[Figure contents as structured data]
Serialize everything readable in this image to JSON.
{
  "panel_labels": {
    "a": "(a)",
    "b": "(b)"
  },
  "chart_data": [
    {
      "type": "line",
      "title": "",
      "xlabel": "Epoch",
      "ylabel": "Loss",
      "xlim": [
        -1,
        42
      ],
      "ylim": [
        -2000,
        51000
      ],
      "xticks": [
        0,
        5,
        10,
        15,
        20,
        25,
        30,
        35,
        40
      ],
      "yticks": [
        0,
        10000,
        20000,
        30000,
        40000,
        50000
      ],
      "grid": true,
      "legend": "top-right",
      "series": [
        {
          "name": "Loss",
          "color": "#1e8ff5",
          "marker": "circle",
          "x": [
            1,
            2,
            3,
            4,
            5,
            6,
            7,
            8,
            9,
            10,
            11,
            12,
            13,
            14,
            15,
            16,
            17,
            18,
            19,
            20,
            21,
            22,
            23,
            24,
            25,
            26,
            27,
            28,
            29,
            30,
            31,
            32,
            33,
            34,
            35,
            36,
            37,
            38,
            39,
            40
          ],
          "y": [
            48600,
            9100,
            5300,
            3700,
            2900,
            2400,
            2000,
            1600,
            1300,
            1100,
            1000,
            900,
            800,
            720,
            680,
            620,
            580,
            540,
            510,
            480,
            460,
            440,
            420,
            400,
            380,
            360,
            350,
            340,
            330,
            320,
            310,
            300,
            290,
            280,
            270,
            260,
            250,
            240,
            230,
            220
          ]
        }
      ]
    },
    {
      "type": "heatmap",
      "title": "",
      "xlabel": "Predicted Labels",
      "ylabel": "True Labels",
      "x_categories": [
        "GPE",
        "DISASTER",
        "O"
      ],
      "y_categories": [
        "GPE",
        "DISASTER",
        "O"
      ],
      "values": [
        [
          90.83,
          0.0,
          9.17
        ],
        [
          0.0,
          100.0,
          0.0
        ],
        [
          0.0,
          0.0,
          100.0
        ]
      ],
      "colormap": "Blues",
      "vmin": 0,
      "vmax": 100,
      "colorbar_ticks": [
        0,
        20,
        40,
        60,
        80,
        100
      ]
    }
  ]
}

* **YOUR GOAL**:
Your task is to return the full listing exactly as it was given.

* **EXPECTED ANSWER**:
Serialize everything readable in this image to JSON.
{
  "panel_labels": {
    "a": "(a)",
    "b": "(b)"
  },
  "chart_data": [
    {
      "type": "line",
      "title": "",
      "xlabel": "Epoch",
      "ylabel": "Loss",
      "xlim": [
        -1,
        42
      ],
      "ylim": [
        -2000,
        51000
      ],
      "xticks": [
        0,
        5,
        10,
        15,
        20,
        25,
        30,
        35,
        40
      ],
      "yticks": [
        0,
        10000,
        20000,
        30000,
        40000,
        50000
      ],
      "grid": true,
      "legend": "top-right",
      "series": [
        {
          "name": "Loss",
          "color": "#1e8ff5",
          "marker": "circle",
          "x": [
            1,
            2,
            3,
            4,
            5,
            6,
            7,
            8,
            9,
            10,
            11,
            12,
            13,
            14,
            15,
            16,
            17,
            18,
            19,
            20,
            21,
            22,
            23,
            24,
            25,
            26,
            27,
            28,
            29,
            30,
            31,
            32,
            33,
            34,
            35,
            36,
            37,
            38,
            39,
            40
          ],
          "y": [
            48600,
            9100,
            5300,
            3700,
            2900,
            2400,
            2000,
            1600,
            1300,
            1100,
            1000,
            900,
            800,
            720,
            680,
            620,
            580,
            540,
            510,
            480,
            460,
            440,
            420,
            400,
            380,
            360,
            350,
            340,
            330,
            320,
            310,
            300,
            290,
            280,
            270,
            260,
            250,
            240,
            230,
            220
          ]
        }
      ]
    },
    {
      "type": "heatmap",
      "title": "",
      "xlabel": "Predicted Labels",
      "ylabel": "True Labels",
      "x_categories": [
        "GPE",
        "DISASTER",
        "O"
      ],
      "y_categories": [
        "GPE",
        "DISASTER",
        "O"
      ],
      "values": [
        [
          90.83,
          0.0,
          9.17
        ],
        [
          0.0,
          100.0,
          0.0
        ],
        [
          0.0,
          0.0,
          100.0
        ]
      ],
      "colormap": "Blues",
      "vmin": 0,
      "vmax": 100,
      "colorbar_ticks": [
        0,
        20,
        40,
        60,
        80,
        100
      ]
    }
  ]
}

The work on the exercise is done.